### Written instruction:
Identify the lines that contain the word "バージョン", then copy them.

-- Data lines start --

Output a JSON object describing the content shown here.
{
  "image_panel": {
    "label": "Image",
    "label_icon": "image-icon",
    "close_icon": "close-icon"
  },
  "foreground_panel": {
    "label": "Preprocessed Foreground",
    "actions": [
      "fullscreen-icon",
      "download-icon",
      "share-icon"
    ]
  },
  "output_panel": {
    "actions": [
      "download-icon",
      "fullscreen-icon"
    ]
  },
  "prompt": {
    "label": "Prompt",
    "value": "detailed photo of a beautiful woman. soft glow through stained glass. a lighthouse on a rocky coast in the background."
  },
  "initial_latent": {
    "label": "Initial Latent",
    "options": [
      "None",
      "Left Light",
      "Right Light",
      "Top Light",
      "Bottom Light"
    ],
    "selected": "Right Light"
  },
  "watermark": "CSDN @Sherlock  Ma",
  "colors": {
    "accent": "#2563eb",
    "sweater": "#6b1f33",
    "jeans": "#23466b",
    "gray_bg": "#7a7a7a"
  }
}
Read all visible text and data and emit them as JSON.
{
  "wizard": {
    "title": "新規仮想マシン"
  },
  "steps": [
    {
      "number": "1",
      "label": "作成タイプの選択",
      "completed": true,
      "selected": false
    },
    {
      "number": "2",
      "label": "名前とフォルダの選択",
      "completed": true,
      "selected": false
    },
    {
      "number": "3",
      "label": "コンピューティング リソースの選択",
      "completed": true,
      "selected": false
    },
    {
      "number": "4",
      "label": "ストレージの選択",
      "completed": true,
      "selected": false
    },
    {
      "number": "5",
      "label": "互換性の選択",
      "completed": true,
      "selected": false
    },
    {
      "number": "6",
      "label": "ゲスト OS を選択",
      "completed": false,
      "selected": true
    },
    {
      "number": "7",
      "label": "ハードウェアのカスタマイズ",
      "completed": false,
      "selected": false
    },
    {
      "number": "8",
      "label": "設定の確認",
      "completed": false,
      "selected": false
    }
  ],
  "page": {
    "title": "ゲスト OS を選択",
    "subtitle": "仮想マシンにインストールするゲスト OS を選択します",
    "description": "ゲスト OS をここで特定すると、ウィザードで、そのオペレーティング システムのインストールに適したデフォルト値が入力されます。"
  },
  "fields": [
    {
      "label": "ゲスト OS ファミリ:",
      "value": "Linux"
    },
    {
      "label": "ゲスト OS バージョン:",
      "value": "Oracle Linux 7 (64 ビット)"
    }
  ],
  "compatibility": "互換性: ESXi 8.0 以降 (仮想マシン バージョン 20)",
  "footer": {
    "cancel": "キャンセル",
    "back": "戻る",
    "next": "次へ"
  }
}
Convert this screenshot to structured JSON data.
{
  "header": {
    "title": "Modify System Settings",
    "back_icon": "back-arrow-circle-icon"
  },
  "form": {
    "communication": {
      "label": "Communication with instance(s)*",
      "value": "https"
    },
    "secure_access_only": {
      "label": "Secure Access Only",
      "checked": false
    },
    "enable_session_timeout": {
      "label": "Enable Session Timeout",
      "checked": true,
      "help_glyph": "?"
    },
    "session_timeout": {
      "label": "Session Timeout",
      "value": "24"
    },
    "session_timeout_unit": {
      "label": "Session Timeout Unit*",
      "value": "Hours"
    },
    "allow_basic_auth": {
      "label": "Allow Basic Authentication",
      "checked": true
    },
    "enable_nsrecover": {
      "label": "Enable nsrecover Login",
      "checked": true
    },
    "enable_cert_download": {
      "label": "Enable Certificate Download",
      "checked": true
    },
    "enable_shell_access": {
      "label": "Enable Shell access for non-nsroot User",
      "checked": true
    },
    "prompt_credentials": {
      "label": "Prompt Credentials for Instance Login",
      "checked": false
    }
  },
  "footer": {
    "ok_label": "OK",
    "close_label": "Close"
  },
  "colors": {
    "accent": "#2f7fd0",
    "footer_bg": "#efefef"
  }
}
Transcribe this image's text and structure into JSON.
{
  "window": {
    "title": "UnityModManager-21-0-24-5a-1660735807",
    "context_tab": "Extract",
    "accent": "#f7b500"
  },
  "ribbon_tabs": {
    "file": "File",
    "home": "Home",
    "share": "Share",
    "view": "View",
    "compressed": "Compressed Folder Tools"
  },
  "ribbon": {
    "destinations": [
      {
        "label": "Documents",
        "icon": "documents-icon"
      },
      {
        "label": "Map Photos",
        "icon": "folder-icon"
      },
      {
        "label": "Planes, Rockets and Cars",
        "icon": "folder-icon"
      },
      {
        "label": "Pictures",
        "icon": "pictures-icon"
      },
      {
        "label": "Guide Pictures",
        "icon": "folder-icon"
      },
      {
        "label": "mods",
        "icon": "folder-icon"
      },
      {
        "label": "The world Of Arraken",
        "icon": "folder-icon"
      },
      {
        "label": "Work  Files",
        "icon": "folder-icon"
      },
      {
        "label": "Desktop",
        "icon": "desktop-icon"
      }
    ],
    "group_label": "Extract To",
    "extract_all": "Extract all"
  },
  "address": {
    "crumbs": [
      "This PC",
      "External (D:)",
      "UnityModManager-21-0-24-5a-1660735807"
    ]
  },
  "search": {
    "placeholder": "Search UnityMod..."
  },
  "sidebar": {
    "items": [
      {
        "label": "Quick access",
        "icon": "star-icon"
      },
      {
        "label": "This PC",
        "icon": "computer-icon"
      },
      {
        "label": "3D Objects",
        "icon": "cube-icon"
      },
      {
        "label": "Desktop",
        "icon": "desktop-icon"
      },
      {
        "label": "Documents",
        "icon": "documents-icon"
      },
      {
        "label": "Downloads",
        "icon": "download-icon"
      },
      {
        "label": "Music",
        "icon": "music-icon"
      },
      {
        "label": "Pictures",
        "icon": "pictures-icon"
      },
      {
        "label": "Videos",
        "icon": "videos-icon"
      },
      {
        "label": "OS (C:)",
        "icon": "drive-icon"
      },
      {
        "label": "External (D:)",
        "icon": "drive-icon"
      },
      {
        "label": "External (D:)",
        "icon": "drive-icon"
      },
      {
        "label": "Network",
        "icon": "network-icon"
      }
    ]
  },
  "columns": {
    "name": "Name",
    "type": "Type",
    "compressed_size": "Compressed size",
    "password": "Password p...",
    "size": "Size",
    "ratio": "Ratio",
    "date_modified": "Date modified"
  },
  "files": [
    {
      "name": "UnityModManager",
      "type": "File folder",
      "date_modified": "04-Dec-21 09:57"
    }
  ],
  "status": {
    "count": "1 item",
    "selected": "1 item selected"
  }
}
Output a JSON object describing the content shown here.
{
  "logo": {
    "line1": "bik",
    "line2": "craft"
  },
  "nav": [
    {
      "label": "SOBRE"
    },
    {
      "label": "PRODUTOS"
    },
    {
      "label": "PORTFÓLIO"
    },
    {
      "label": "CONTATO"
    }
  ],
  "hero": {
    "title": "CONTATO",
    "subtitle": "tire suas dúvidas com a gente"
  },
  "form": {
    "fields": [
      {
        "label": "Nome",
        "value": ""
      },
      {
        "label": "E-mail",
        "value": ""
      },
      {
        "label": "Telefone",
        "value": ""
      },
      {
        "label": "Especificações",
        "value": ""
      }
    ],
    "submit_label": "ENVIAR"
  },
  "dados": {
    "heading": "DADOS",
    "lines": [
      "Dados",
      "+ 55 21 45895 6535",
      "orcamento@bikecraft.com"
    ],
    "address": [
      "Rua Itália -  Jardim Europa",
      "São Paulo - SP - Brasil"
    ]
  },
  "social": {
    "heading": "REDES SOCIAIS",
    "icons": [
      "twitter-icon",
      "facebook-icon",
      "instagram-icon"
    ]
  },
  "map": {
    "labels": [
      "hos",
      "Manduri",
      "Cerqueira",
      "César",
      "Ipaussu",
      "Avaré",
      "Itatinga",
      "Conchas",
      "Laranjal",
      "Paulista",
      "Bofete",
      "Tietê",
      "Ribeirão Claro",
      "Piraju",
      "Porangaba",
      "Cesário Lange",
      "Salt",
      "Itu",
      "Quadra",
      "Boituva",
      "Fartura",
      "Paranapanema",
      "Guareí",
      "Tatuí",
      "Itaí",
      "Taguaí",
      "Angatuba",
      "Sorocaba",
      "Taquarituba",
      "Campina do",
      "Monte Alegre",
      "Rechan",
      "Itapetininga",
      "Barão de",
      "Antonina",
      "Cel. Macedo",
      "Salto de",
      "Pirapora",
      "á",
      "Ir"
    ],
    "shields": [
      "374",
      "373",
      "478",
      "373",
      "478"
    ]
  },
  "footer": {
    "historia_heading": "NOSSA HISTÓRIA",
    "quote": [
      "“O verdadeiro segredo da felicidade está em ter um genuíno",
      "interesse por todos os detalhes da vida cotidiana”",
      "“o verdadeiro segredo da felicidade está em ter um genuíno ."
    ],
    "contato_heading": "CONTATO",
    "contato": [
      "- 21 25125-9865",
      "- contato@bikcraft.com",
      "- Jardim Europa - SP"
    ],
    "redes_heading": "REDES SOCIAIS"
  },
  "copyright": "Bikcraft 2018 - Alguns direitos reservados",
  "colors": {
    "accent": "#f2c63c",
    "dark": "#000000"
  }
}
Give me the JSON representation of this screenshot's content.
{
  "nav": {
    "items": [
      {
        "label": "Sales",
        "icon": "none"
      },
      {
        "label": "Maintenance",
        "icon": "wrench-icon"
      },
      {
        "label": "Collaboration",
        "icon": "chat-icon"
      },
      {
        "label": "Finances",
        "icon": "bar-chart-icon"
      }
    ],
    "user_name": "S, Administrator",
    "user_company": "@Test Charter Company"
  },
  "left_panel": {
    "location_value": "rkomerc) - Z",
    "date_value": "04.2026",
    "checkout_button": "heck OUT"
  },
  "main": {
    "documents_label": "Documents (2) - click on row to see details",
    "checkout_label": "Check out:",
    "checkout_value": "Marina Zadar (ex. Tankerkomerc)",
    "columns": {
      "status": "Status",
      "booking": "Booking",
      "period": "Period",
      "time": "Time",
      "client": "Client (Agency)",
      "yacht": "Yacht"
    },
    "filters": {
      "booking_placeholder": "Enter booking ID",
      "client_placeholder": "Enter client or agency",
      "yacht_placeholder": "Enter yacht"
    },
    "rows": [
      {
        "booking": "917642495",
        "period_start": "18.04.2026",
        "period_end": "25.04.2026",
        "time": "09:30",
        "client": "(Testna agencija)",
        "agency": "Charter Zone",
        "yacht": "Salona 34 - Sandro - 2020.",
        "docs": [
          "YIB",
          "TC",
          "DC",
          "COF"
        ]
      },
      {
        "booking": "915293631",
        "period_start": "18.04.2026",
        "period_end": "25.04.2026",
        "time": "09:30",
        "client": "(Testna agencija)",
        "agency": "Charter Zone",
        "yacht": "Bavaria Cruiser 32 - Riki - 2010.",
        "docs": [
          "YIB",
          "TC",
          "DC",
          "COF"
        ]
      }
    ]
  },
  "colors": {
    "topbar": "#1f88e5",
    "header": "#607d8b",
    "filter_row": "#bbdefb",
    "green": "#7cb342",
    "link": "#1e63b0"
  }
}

-- Data lines end --

### Finished exercise:
      "label": "ゲスト OS バージョン:",
  "compatibility": "互換性: ESXi 8.0 以降 (仮想マシン バージョン 20)",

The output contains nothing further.